== 书面练习 ==
**1.** 在下文关于 IRQ affinity 的文章中,作者用哪个工具发现 CPU0 每秒总中断次数比较高?
**2.** 请判断以下说法是否与关于 IRQ affinity 的文章相符,每项回答“是”或“否”,并引用文中起决定作用的原话:(a) 压测中使用的是 8 processor 的 CPU;(b) 硬件中断是同步发生的;(c) 软中断可以用来实现 system call。
**3.** 请从关于 IRQ affinity 的文章的最后一句之后接着往下续写。

== 所给文本 ==
------------------------------------------------------------------------
分布式通讯优化篇 – IRQ affinity

简介:       在一次C500K性能压测过程中,发现一个问题:8 processor的CPU,负载基本集中在CPU0,并且负载达到70以上,并通过mpstat发现CPU0每秒总中断(%irq+%soft)次数比较高。       基于对此问题的研究,解决和思考,便有了这篇文章,希望大家能够喜欢,也欢迎大家留言讨论。       在正文开始之前,我们先来看两个跟性能相关的基本概念:中断与上线

      在一次C500K性能压测过程中,发现一个问题:8 processor的CPU,负载基本集中在CPU0,并且负载达到70以上,并通过mpstat发现CPU0每秒总中断(%irq+%soft)次数比较高。

      基于对此问题的研究,解决和思考,便有了这篇文章,希望大家能够喜欢,也欢迎大家留言讨论。

      在正文开始之前,我们先来看两个跟性能相关的基本概念:中断与上线文切换(在实际场景中,发现90%以上的同学说不清楚),希望这篇文章能带给你一些帮助,如果有疑问,欢迎交流。


      中断


        Hardware interrupts are used by devices to communicate that they require attention from the operating system. Internally, hardware interrupts are implemented using electronic alerting signals that are sent to the processor from an external device, which is either a part of the computer itself, such as a disk controller, or an external peripheral. For example, pressing a key on the keyboard or moving the mouse triggers hardware interrupts that cause the processor to read the keystroke or mouse position. Unlike the software type (described below), hardware interrupts are asynchronous and can occur in the middle of instruction execution, requiring additional care in programming. The act of initiating a hardware interrupt is referred to as an interrupt request (IRQ).


         A software interrupt is caused either by an exceptional condition in the processor itself, or a special instruction in the instruction set which causes an interrupt when it is executed. The former is often called a trap or exception and is used for errors or events occurring during program execution that are exceptional enough that they cannot be handled within the program itself. For example, if the processor's arithmetic logic unit is commanded to divide a number by zero, this impossible demand will cause a divide-by-zero exception, perhaps causing the computer to abandon the calculation or display an error message. Software interrupt instructions function similarly to subroutine calls and are used for a variety of purposes, such as to request services from low-level system software such as device drivers. For example, computers often use software interrupt instructions to communicate with the disk controller to request data be read or written to the disk.


        硬中断,硬件中断CPU,通常是异步处理的;软中断,指令中断内核执行,分两种情况,一种是异常,另外一种类似subroutine calls,软中断可以用来实现system call。
------------------------------------------------------------------------
== 所给记录 ==

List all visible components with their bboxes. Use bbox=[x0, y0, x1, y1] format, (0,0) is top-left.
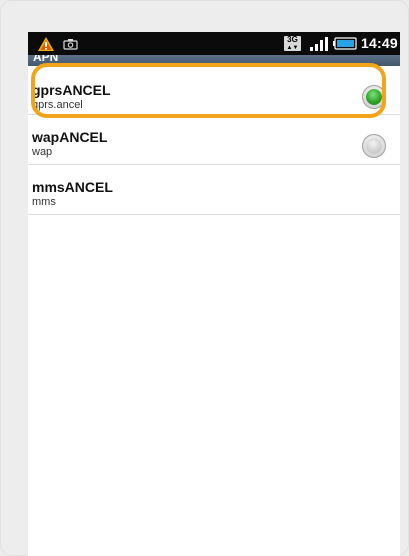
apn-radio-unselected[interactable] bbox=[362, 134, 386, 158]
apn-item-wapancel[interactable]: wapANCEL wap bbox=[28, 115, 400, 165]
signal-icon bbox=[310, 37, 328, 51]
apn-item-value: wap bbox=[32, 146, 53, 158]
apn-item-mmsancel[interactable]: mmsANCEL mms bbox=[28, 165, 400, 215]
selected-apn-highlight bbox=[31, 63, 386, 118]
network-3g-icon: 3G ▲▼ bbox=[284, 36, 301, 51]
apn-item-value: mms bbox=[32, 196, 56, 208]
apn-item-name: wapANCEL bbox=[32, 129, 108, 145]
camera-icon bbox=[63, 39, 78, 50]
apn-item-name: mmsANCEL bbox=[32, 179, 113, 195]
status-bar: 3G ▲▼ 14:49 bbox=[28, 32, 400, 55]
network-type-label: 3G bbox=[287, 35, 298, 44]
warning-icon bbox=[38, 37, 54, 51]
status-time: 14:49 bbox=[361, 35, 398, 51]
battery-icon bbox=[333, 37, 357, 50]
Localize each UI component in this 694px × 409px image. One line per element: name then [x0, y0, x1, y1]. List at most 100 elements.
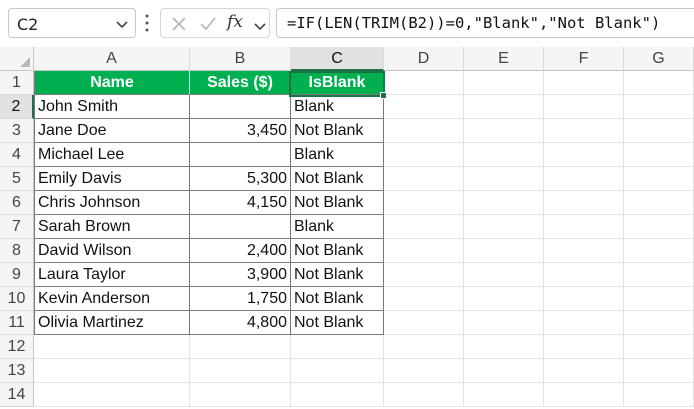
------------------------------------------------------------------------
== 练习答案 ==
**1.** mpstat。

**2.**
(a) 是。“8 processor的CPU”
(b) 否。“hardware interrupts are asynchronous”
(c) 是。“软中断可以用来实现system call”

**3.**
      上线文切换


        In computing, a context switch is the process of storing and restoring the state (context) of a process or thread so that execution can be resumed from the same point at a later time. This enables multiple processes to share a single CPU and is an essential feature of a multitasking operating system. What constitutes the context is determined by the processor and the operating system.Context switches are usually computationally intensive, and much of the design of operating systems is to optimize the use of context switches. Switching from one process to another requires a certain amount of time for doing the administration – saving and loading registers and memory maps, updating various tables and lists etc. A context switch can mean a register context switch, a task context switch, as tack frame switch, a thread context switch, or a process context switch.

        上下文切换,发生在内核态,其诱因通常是密集型计算。system call仅仅是kernel mode switch,上下文切换有多种表现形式,如进程之间,线程之间,栈帧之间等。举个例子,比方所pidstat -w 统计出来的  cswch/s 和 nvcswch/s 两个指标就是进程维度的。当然,它的实现也是很直观的,尝试一下如下命令,grep ctxt /proc/${process_id}/status,一目了然。

        问题来了,中断和上下文切换之间究竟存在什么样的数理关系?翻阅了很多文献资料,无果而返。最后去check linux kernal代码中关于cs ,%soft和%irq的统计逻辑,发现中断统计的实现是靠Read stats from /proc/interrupts or /proc/softirqs。更详细的实现请参看here。而进程的上下文切换是通过watch /proc/${process_id}/status来实现的。至于两者的数理关系,至少依靠现在的知识体系还无法拿到,欢迎不吝赐教。


        Ok,下面我们来看一下整个亲核优化过程中所需要掌握的基本技巧:RPS/RFS,irqbalance和irq affinity!

      

      RPS/RFS - Receive Package Steering/Receive Flow Steering


        Google同学开发的patch,从2.6.35开始加入到kernel中。简单来说,其原理是利用hash算法来hash TCP或者 UDP的 package header,并根据应用所在的CPU去选择软中断所需要的CPU。文档中有一句话,最能概括它的使用场景,如下。大致意思是说网卡单队列模式以及队列数少于CPU核数的场景下,如果能保证共享内存,用它无疑是最佳神器。

        For a single queue device, a typical RPS configuration would be to set the rps_cpus to the CPUs in the same memory domain of the interrupting CPU. If NUMA locality is not an issue, this could also be all CPUs in the system. At high interrupt rate, it might be wise to exclude the interrupting CPU from the map since that already performs much work. For a multi-queue system, if RSS is configured so that a hardware receive queue is mapped to each CPU, then RPS is probably redundant and unnecessary. If there are fewer hardware queues than CPUs, then RPS might be beneficial if the rps_cpus for each queue are the ones that share the same memory domain as the interrupting CPU for that queue.

        那问题又来了,如何辨别多队列网卡?如何保障共享内存?提供一种思路,对于第一个问题,可以用命令

        lspci -vvv | grep 'Ethernet controller'
        

        如果有MSI-X && Enable+ && TabSize > 1,则该网卡是多队列网卡。对于第二个问题,可以考虑在lscpu的帮助下,将中断绑定到具体的物理CPU上。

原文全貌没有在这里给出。